What to do ::
Write out the records beneath this line exactly as they appear, minus any images.

Figure content listings

--- start ---

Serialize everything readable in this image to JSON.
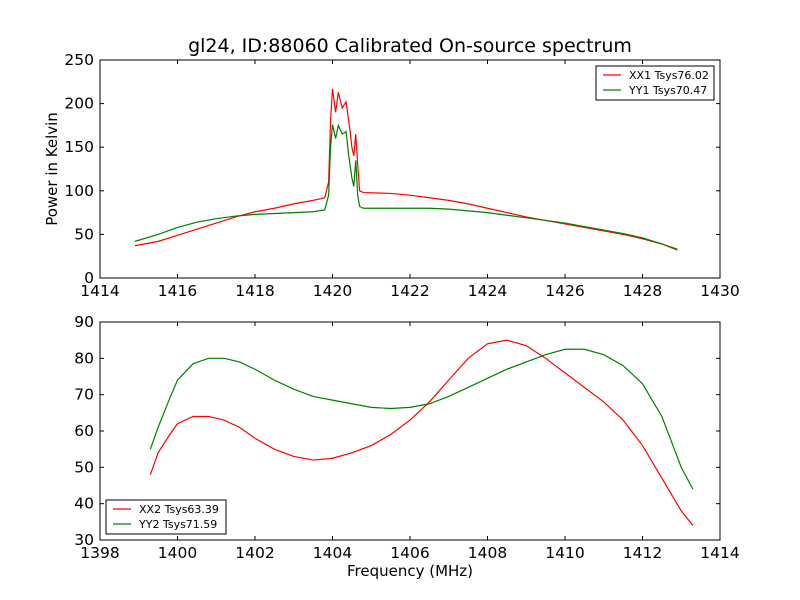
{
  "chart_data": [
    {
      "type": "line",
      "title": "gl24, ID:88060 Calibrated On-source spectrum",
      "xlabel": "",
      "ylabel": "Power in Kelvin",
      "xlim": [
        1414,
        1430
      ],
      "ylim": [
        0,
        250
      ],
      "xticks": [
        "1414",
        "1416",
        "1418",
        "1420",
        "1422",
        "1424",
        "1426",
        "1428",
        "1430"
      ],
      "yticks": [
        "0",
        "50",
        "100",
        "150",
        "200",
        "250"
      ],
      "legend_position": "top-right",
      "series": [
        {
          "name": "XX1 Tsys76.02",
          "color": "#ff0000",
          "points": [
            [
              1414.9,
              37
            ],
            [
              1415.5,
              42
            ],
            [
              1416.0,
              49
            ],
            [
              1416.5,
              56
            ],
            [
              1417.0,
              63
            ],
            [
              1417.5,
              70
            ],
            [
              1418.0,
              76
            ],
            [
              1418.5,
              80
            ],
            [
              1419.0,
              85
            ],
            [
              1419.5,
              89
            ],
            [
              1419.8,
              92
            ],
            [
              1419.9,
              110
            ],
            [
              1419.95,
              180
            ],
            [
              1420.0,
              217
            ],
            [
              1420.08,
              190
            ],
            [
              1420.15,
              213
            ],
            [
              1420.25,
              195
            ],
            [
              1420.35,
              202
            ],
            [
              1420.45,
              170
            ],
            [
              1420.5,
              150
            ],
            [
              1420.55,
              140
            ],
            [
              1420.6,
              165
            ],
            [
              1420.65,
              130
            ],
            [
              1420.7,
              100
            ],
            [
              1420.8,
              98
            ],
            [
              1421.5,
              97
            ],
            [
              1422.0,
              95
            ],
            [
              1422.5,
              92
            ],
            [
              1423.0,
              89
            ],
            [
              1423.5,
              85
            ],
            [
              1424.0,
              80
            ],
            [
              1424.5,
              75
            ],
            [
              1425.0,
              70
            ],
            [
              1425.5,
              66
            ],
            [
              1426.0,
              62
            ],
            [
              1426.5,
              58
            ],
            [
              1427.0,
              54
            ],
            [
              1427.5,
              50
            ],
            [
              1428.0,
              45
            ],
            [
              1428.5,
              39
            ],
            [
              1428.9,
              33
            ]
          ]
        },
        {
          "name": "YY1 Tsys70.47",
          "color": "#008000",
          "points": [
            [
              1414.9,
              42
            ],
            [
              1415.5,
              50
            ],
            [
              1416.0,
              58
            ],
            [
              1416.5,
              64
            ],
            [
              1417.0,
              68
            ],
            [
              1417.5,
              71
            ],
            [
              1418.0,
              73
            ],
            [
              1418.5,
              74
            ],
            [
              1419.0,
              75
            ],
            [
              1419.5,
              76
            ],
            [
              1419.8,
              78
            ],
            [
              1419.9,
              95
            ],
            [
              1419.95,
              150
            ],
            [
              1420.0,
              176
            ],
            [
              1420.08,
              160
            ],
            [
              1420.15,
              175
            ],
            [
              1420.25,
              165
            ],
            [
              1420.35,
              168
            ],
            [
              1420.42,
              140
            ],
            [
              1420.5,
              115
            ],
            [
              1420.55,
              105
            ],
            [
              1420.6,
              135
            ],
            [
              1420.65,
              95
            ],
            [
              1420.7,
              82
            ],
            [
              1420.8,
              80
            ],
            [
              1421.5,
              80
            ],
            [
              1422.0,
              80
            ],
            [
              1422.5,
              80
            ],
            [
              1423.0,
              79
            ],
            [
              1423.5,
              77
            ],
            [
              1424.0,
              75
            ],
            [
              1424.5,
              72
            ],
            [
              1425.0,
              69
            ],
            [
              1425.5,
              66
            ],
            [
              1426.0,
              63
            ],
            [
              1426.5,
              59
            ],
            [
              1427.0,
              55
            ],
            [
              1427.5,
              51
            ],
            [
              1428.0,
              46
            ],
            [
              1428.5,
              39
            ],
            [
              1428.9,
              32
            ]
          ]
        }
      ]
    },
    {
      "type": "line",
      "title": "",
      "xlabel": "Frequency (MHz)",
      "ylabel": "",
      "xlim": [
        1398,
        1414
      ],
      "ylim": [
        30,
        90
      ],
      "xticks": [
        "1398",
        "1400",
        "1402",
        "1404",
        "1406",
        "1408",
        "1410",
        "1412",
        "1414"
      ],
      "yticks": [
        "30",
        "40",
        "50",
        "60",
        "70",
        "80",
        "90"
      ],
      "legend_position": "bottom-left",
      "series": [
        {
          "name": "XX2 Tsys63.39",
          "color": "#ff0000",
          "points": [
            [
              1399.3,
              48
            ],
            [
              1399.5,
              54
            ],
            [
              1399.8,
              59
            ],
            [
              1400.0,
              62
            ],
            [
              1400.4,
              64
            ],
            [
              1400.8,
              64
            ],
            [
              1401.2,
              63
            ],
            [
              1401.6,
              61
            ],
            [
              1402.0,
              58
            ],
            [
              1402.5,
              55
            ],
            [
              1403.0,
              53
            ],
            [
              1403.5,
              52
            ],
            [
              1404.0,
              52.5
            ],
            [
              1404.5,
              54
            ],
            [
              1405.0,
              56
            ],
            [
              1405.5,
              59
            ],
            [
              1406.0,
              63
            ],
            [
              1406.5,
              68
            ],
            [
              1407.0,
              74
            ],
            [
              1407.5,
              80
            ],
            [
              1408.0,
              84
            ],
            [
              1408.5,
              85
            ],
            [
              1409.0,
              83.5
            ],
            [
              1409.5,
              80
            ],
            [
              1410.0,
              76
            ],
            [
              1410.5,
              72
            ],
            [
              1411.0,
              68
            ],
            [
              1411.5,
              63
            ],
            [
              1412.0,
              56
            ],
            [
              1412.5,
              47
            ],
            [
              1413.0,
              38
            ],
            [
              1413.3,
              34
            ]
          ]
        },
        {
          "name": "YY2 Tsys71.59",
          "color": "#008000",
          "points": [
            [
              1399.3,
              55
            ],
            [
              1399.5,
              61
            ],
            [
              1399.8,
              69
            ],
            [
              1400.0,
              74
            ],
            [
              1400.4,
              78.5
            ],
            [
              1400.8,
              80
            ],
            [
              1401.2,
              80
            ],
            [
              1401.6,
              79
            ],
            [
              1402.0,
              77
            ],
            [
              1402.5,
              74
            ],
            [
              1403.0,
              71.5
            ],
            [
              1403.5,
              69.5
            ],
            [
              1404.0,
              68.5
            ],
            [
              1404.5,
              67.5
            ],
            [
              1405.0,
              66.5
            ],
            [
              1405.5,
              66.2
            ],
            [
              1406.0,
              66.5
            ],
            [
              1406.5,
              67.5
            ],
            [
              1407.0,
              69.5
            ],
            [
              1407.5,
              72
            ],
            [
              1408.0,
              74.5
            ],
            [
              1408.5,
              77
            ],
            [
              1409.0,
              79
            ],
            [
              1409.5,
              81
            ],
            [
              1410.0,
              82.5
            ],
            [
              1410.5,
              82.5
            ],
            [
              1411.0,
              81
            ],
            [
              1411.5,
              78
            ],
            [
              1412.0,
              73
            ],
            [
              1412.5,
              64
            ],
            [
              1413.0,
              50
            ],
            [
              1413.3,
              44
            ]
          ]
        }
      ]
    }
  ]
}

--- end ---

Result of this exercise ::
Serialize everything readable in this image to JSON.
{
  "chart_data": [
    {
      "type": "line",
      "title": "gl24, ID:88060 Calibrated On-source spectrum",
      "xlabel": "",
      "ylabel": "Power in Kelvin",
      "xlim": [
        1414,
        1430
      ],
      "ylim": [
        0,
        250
      ],
      "xticks": [
        "1414",
        "1416",
        "1418",
        "1420",
        "1422",
        "1424",
        "1426",
        "1428",
        "1430"
      ],
      "yticks": [
        "0",
        "50",
        "100",
        "150",
        "200",
        "250"
      ],
      "legend_position": "top-right",
      "series": [
        {
          "name": "XX1 Tsys76.02",
          "color": "#ff0000",
          "points": [
            [
              1414.9,
              37
            ],
            [
              1415.5,
              42
            ],
            [
              1416.0,
              49
            ],
            [
              1416.5,
              56
            ],
            [
              1417.0,
              63
            ],
            [
              1417.5,
              70
            ],
            [
              1418.0,
              76
            ],
            [
              1418.5,
              80
            ],
            [
              1419.0,
              85
            ],
            [
              1419.5,
              89
            ],
            [
              1419.8,
              92
            ],
            [
              1419.9,
              110
            ],
            [
              1419.95,
              180
            ],
            [
              1420.0,
              217
            ],
            [
              1420.08,
              190
            ],
            [
              1420.15,
              213
            ],
            [
              1420.25,
              195
            ],
            [
              1420.35,
              202
            ],
            [
              1420.45,
              170
            ],
            [
              1420.5,
              150
            ],
            [
              1420.55,
              140
            ],
            [
              1420.6,
              165
            ],
            [
              1420.65,
              130
            ],
            [
              1420.7,
              100
            ],
            [
              1420.8,
              98
            ],
            [
              1421.5,
              97
            ],
            [
              1422.0,
              95
            ],
            [
              1422.5,
              92
            ],
            [
              1423.0,
              89
            ],
            [
              1423.5,
              85
            ],
            [
              1424.0,
              80
            ],
            [
              1424.5,
              75
            ],
            [
              1425.0,
              70
            ],
            [
              1425.5,
              66
            ],
            [
              1426.0,
              62
            ],
            [
              1426.5,
              58
            ],
            [
              1427.0,
              54
            ],
            [
              1427.5,
              50
            ],
            [
              1428.0,
              45
            ],
            [
              1428.5,
              39
            ],
            [
              1428.9,
              33
            ]
          ]
        },
        {
          "name": "YY1 Tsys70.47",
          "color": "#008000",
          "points": [
            [
              1414.9,
              42
            ],
            [
              1415.5,
              50
            ],
            [
              1416.0,
              58
            ],
            [
              1416.5,
              64
            ],
            [
              1417.0,
              68
            ],
            [
              1417.5,
              71
            ],
            [
              1418.0,
              73
            ],
            [
              1418.5,
              74
            ],
            [
              1419.0,
              75
            ],
            [
              1419.5,
              76
            ],
            [
              1419.8,
              78
            ],
            [
              1419.9,
              95
            ],
            [
              1419.95,
              150
            ],
            [
              1420.0,
              176
            ],
            [
              1420.08,
              160
            ],
            [
              1420.15,
              175
            ],
            [
              1420.25,
              165
            ],
            [
              1420.35,
              168
            ],
            [
              1420.42,
              140
            ],
            [
              1420.5,
              115
            ],
            [
              1420.55,
              105
            ],
            [
              1420.6,
              135
            ],
            [
              1420.65,
              95
            ],
            [
              1420.7,
              82
            ],
            [
              1420.8,
              80
            ],
            [
              1421.5,
              80
            ],
            [
              1422.0,
              80
            ],
            [
              1422.5,
              80
            ],
            [
              1423.0,
              79
            ],
            [
              1423.5,
              77
            ],
            [
              1424.0,
              75
            ],
            [
              1424.5,
              72
            ],
            [
              1425.0,
              69
            ],
            [
              1425.5,
              66
            ],
            [
              1426.0,
              63
            ],
            [
              1426.5,
              59
            ],
            [
              1427.0,
              55
            ],
            [
              1427.5,
              51
            ],
            [
              1428.0,
              46
            ],
            [
              1428.5,
              39
            ],
            [
              1428.9,
              32
            ]
          ]
        }
      ]
    },
    {
      "type": "line",
      "title": "",
      "xlabel": "Frequency (MHz)",
      "ylabel": "",
      "xlim": [
        1398,
        1414
      ],
      "ylim": [
        30,
        90
      ],
      "xticks": [
        "1398",
        "1400",
        "1402",
        "1404",
        "1406",
        "1408",
        "1410",
        "1412",
        "1414"
      ],
      "yticks": [
        "30",
        "40",
        "50",
        "60",
        "70",
        "80",
        "90"
      ],
      "legend_position": "bottom-left",
      "series": [
        {
          "name": "XX2 Tsys63.39",
          "color": "#ff0000",
          "points": [
            [
              1399.3,
              48
            ],
            [
              1399.5,
              54
            ],
            [
              1399.8,
              59
            ],
            [
              1400.0,
              62
            ],
            [
              1400.4,
              64
            ],
            [
              1400.8,
              64
            ],
            [
              1401.2,
              63
            ],
            [
              1401.6,
              61
            ],
            [
              1402.0,
              58
            ],
            [
              1402.5,
              55
            ],
            [
              1403.0,
              53
            ],
            [
              1403.5,
              52
            ],
            [
              1404.0,
              52.5
            ],
            [
              1404.5,
              54
            ],
            [
              1405.0,
              56
            ],
            [
              1405.5,
              59
            ],
            [
              1406.0,
              63
            ],
            [
              1406.5,
              68
            ],
            [
              1407.0,
              74
            ],
            [
              1407.5,
              80
            ],
            [
              1408.0,
              84
            ],
            [
              1408.5,
              85
            ],
            [
              1409.0,
              83.5
            ],
            [
              1409.5,
              80
            ],
            [
              1410.0,
              76
            ],
            [
              1410.5,
              72
            ],
            [
              1411.0,
              68
            ],
            [
              1411.5,
              63
            ],
            [
              1412.0,
              56
            ],
            [
              1412.5,
              47
            ],
            [
              1413.0,
              38
            ],
            [
              1413.3,
              34
            ]
          ]
        },
        {
          "name": "YY2 Tsys71.59",
          "color": "#008000",
          "points": [
            [
              1399.3,
              55
            ],
            [
              1399.5,
              61
            ],
            [
              1399.8,
              69
            ],
            [
              1400.0,
              74
            ],
            [
              1400.4,
              78.5
            ],
            [
              1400.8,
              80
            ],
            [
              1401.2,
              80
            ],
            [
              1401.6,
              79
            ],
            [
              1402.0,
              77
            ],
            [
              1402.5,
              74
            ],
            [
              1403.0,
              71.5
            ],
            [
              1403.5,
              69.5
            ],
            [
              1404.0,
              68.5
            ],
            [
              1404.5,
              67.5
            ],
            [
              1405.0,
              66.5
            ],
            [
              1405.5,
              66.2
            ],
            [
              1406.0,
              66.5
            ],
            [
              1406.5,
              67.5
            ],
            [
              1407.0,
              69.5
            ],
            [
              1407.5,
              72
            ],
            [
              1408.0,
              74.5
            ],
            [
              1408.5,
              77
            ],
            [
              1409.0,
              79
            ],
            [
              1409.5,
              81
            ],
            [
              1410.0,
              82.5
            ],
            [
              1410.5,
              82.5
            ],
            [
              1411.0,
              81
            ],
            [
              1411.5,
              78
            ],
            [
              1412.0,
              73
            ],
            [
              1412.5,
              64
            ],
            [
              1413.0,
              50
            ],
            [
              1413.3,
              44
            ]
          ]
        }
      ]
    }
  ]
}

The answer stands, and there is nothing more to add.